Description of the task: Find every line in the records below that holds the word "this", and copy each one.

-- Start of Provided data --

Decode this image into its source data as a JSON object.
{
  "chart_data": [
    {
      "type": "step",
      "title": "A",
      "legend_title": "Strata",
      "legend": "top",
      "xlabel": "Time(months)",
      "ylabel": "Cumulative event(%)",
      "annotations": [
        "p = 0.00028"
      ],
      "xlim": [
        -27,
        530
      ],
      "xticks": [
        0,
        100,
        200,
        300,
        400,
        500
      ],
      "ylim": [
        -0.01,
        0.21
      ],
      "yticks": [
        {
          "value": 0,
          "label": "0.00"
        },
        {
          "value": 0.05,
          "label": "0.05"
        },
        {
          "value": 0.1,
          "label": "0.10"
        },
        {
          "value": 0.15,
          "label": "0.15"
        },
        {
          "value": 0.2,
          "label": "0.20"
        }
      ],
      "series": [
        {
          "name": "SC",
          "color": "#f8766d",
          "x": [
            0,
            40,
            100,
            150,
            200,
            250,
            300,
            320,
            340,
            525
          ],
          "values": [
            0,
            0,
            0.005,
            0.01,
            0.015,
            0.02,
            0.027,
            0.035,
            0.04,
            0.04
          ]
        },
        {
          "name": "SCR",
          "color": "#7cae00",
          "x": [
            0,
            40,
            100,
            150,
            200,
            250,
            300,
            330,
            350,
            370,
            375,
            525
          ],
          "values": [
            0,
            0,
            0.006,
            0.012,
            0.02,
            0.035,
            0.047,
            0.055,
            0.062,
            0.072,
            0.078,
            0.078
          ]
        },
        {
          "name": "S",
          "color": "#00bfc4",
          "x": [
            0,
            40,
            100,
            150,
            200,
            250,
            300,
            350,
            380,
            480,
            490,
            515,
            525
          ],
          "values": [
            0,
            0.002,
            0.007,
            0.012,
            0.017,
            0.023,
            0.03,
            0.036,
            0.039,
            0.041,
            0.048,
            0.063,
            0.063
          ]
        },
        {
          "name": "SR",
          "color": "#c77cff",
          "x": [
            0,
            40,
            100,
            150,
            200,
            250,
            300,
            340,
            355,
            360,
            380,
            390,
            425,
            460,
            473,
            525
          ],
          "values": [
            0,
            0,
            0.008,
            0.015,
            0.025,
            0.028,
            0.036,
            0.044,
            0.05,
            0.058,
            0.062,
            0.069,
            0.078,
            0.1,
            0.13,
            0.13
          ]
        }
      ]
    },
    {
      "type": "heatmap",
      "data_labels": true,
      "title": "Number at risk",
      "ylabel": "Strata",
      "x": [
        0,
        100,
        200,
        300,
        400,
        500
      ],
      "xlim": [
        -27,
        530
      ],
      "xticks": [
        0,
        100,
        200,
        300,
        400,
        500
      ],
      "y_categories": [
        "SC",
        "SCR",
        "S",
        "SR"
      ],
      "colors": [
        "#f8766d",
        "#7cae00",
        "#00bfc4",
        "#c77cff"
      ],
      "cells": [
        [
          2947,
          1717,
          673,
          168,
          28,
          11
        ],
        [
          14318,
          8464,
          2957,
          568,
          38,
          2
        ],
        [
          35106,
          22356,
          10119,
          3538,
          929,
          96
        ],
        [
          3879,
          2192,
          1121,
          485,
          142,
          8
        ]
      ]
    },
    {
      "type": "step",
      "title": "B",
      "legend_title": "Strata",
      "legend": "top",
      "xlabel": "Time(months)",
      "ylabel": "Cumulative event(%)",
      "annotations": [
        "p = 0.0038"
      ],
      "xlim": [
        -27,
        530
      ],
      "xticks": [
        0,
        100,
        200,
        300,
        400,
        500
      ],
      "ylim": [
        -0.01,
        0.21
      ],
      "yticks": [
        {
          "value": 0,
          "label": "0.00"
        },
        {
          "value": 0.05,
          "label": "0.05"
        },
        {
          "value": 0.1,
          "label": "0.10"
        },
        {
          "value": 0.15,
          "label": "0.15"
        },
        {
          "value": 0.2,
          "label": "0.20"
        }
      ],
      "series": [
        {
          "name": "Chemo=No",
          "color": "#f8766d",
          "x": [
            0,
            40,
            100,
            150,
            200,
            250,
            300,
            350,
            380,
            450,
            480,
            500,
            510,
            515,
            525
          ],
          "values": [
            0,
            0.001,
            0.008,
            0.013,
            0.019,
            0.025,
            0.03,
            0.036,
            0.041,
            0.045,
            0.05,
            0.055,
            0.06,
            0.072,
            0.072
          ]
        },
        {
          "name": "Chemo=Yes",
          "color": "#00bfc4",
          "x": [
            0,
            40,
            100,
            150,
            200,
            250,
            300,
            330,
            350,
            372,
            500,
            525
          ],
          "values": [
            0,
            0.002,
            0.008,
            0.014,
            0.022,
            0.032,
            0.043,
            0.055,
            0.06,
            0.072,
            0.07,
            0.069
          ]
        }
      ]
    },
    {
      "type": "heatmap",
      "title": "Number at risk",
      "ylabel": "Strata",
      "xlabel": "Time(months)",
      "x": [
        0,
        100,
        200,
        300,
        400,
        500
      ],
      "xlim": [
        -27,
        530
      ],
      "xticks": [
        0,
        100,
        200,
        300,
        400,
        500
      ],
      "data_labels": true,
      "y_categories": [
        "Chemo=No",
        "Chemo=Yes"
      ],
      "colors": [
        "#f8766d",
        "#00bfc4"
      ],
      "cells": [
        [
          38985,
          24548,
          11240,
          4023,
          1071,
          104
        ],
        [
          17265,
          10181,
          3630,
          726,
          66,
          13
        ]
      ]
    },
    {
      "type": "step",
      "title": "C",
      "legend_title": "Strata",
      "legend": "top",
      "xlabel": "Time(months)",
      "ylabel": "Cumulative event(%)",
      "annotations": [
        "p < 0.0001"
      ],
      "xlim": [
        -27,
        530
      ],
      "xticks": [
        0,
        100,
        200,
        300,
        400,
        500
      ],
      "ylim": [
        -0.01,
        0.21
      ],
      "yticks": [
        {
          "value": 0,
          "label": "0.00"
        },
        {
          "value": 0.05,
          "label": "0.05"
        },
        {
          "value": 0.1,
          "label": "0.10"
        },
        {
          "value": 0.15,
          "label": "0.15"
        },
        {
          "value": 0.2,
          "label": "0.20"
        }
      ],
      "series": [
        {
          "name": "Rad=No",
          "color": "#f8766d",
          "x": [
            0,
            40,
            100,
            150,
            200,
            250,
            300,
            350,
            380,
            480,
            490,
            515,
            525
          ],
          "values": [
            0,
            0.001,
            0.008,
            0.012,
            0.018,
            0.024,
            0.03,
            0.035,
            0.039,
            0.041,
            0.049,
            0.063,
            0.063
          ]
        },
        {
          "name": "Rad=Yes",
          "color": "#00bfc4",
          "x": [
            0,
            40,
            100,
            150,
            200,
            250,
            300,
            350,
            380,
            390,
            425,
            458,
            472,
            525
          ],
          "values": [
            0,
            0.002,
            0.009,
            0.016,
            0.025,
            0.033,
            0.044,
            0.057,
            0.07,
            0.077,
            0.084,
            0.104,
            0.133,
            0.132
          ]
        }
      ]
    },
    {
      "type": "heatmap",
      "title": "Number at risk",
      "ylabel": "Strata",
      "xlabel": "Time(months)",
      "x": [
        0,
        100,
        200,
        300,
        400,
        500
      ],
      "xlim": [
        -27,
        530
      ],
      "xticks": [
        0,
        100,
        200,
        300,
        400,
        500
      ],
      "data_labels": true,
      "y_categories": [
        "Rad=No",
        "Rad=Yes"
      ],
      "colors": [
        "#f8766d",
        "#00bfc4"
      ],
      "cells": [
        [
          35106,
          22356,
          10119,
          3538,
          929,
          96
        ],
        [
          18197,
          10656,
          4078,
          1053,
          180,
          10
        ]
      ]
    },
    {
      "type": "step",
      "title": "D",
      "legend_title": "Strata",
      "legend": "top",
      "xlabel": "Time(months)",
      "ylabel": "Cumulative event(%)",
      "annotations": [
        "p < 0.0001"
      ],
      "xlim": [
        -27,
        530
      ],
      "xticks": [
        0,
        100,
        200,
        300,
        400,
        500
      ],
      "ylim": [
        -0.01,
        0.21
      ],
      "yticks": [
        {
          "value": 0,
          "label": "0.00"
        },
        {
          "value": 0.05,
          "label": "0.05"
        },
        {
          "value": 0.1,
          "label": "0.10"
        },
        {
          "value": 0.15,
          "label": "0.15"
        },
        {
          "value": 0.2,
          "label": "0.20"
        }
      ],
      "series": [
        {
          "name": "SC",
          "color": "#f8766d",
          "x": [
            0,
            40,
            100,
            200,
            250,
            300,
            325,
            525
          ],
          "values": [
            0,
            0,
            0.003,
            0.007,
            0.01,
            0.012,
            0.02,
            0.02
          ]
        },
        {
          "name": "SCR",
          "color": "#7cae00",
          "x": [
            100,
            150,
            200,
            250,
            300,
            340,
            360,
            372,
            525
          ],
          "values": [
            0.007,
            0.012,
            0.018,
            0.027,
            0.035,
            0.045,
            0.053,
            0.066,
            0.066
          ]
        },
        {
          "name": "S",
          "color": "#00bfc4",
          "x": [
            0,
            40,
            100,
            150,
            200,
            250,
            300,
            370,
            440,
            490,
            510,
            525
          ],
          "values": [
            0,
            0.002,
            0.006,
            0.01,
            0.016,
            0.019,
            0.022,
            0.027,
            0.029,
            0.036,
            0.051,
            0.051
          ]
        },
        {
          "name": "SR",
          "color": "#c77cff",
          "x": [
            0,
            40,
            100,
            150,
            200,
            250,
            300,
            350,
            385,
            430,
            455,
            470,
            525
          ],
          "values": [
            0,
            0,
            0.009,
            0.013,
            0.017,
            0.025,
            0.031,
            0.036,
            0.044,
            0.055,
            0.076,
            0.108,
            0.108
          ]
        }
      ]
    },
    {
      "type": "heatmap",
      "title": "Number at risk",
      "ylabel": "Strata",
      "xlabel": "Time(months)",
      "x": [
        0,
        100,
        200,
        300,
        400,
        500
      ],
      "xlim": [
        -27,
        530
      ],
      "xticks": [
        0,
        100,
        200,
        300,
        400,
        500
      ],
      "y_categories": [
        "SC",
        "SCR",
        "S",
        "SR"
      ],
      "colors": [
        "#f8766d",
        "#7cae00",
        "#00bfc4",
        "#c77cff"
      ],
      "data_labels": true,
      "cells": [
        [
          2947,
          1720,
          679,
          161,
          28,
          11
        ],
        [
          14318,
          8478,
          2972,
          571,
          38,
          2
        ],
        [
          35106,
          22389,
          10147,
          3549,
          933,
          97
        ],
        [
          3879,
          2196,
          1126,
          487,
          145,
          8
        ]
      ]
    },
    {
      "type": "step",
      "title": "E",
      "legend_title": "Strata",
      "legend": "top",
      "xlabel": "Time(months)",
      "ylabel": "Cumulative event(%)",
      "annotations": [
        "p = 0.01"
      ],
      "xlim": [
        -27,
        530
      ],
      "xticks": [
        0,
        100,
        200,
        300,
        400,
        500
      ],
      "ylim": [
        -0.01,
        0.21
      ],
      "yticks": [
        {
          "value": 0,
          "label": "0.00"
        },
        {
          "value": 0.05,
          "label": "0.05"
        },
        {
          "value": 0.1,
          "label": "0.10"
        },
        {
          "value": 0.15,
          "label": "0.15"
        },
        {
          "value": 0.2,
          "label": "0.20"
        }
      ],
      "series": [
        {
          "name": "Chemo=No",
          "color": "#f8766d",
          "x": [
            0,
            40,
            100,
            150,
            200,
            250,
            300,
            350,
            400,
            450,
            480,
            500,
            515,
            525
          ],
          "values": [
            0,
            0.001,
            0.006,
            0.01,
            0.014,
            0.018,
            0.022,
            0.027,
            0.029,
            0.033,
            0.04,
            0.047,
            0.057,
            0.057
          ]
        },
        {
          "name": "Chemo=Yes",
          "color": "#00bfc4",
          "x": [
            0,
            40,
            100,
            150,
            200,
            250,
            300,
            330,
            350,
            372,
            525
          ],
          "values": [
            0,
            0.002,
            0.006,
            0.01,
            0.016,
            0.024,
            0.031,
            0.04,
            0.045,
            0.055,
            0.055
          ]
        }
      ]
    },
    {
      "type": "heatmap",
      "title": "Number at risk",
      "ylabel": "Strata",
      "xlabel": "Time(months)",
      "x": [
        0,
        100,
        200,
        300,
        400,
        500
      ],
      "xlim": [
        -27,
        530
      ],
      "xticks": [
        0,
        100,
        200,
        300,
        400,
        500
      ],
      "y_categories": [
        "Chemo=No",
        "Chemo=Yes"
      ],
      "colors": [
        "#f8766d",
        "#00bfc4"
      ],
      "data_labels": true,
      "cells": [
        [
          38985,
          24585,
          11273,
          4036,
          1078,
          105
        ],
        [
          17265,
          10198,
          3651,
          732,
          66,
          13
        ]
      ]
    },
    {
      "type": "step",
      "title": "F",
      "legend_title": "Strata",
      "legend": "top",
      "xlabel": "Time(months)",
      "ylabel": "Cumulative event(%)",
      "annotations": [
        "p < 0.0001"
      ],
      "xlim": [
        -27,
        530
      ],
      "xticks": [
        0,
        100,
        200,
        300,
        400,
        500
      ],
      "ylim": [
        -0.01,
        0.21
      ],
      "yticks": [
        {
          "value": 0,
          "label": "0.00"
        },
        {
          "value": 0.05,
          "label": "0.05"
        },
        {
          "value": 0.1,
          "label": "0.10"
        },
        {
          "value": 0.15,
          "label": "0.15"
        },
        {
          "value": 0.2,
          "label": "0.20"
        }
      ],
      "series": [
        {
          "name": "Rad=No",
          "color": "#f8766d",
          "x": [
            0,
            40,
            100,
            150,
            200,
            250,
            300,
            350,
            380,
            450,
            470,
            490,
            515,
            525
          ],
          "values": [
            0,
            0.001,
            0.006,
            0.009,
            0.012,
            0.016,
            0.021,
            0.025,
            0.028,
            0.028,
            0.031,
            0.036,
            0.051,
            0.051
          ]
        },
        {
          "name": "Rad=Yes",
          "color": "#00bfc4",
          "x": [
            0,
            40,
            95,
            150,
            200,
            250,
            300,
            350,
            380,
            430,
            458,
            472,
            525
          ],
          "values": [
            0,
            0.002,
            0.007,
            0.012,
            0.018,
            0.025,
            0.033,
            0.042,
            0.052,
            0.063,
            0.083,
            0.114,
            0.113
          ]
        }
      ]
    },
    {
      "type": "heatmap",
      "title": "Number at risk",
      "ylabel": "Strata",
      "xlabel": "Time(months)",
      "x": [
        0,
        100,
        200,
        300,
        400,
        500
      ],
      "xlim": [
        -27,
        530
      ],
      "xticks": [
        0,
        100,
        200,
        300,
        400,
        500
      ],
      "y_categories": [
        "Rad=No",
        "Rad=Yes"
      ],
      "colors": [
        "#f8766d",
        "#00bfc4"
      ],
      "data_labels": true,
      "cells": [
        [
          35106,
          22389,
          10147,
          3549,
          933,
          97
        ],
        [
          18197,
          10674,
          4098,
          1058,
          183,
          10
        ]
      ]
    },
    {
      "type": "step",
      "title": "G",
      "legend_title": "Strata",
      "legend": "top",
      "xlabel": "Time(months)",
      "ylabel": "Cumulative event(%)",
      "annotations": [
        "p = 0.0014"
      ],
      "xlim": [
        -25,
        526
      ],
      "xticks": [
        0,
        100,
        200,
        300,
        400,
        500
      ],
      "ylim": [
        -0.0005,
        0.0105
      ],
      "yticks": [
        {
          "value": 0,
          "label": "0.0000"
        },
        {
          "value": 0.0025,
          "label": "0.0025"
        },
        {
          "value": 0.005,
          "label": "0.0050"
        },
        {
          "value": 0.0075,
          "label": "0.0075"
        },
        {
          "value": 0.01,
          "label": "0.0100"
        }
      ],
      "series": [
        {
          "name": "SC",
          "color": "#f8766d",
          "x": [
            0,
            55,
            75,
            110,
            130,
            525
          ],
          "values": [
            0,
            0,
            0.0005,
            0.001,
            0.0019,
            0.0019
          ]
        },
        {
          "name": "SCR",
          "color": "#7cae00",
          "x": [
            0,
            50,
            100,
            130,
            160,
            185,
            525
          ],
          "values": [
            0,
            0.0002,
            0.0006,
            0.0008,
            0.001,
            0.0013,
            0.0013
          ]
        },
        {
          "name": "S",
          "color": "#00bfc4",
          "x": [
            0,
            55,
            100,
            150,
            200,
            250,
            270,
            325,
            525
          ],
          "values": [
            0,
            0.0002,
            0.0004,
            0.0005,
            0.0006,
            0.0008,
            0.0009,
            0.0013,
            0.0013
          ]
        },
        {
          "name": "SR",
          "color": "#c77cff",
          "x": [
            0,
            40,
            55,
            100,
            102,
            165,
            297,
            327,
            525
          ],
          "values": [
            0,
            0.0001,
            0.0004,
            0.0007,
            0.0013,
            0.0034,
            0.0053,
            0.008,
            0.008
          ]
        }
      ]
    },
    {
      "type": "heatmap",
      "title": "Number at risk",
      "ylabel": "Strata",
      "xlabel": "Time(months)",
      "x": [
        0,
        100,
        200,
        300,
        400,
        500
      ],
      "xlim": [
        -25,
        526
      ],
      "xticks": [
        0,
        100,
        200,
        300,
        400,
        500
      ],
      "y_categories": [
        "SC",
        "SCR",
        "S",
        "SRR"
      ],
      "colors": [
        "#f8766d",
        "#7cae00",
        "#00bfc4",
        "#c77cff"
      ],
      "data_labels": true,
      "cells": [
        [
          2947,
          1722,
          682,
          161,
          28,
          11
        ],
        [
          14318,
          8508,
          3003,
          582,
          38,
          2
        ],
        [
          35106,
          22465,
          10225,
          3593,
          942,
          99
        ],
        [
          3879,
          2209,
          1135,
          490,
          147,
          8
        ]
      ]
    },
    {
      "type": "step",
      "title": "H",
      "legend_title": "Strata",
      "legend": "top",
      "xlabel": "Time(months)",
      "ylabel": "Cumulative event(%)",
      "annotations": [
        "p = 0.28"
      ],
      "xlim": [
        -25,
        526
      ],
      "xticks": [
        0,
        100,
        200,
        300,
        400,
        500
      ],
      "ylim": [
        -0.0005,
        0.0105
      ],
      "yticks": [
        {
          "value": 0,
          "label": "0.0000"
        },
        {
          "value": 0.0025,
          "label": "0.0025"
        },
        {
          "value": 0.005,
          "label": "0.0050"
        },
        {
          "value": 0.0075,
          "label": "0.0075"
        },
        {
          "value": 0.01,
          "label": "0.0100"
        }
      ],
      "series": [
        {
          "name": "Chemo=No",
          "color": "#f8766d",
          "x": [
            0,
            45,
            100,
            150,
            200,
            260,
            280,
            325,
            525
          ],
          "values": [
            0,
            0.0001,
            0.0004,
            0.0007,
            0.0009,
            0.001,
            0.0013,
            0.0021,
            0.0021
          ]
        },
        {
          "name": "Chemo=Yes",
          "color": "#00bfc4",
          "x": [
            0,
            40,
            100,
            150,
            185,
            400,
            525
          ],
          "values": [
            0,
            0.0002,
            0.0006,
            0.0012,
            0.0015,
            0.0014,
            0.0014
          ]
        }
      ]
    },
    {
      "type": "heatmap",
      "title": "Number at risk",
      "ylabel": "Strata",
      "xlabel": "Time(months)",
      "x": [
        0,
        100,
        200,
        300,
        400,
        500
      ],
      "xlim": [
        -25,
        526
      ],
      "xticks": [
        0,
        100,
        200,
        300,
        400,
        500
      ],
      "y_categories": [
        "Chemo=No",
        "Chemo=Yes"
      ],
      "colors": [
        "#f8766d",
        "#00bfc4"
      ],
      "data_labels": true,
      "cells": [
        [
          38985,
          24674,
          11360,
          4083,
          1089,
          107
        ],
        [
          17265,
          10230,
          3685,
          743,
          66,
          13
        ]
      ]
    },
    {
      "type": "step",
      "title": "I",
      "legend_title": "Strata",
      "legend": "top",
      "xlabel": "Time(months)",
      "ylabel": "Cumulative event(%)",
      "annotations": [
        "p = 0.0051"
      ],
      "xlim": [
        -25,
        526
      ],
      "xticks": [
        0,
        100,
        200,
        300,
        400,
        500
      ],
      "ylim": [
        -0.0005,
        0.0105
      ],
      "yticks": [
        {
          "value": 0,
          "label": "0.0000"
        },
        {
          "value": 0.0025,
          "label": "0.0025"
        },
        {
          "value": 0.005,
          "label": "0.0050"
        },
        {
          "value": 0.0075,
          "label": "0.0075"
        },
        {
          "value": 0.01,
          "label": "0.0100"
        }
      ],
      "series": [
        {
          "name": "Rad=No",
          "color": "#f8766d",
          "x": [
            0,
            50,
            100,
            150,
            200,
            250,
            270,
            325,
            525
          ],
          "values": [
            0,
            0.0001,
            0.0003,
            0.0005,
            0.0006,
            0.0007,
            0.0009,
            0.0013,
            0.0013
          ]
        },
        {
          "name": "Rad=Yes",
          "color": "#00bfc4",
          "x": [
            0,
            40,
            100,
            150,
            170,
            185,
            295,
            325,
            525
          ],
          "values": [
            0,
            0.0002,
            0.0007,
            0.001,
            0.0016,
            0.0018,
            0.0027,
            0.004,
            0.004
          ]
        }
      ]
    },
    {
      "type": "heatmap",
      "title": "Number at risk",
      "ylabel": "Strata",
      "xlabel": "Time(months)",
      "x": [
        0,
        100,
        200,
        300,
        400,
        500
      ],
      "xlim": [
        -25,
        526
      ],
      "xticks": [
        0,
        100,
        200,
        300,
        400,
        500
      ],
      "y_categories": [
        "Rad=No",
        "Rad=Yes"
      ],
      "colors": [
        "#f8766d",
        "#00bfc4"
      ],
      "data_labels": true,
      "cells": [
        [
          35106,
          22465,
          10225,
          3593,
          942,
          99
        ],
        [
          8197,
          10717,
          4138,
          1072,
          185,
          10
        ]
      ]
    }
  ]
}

-- End of Provided data --
-- Start of Provided data --

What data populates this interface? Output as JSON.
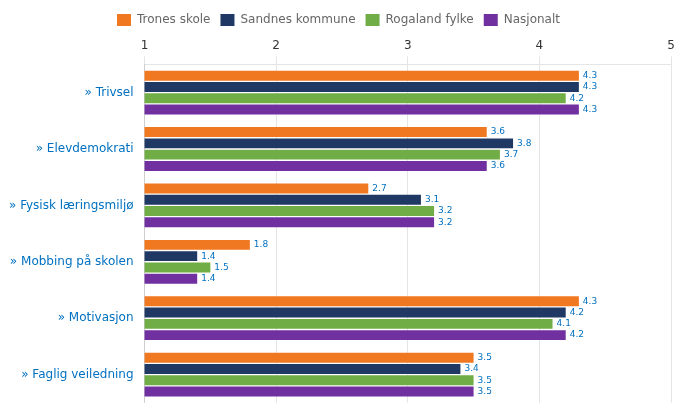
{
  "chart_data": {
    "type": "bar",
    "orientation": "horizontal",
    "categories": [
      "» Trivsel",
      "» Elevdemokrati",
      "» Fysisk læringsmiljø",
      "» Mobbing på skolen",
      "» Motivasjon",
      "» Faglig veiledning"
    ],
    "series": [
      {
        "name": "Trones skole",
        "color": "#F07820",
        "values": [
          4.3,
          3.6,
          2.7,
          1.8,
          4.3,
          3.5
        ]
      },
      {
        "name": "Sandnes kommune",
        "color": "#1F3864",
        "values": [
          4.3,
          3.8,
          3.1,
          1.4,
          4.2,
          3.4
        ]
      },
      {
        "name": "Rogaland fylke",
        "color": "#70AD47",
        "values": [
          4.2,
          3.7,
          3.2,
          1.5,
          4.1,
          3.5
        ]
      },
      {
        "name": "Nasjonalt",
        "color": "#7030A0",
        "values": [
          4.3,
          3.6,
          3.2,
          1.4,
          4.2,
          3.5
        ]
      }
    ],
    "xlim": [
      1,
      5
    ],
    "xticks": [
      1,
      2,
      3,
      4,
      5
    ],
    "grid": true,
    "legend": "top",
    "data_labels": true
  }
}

-- End of Provided data --

Answer in full:
Decode this image into its source data as a JSON object.
What data populates this interface? Output as JSON.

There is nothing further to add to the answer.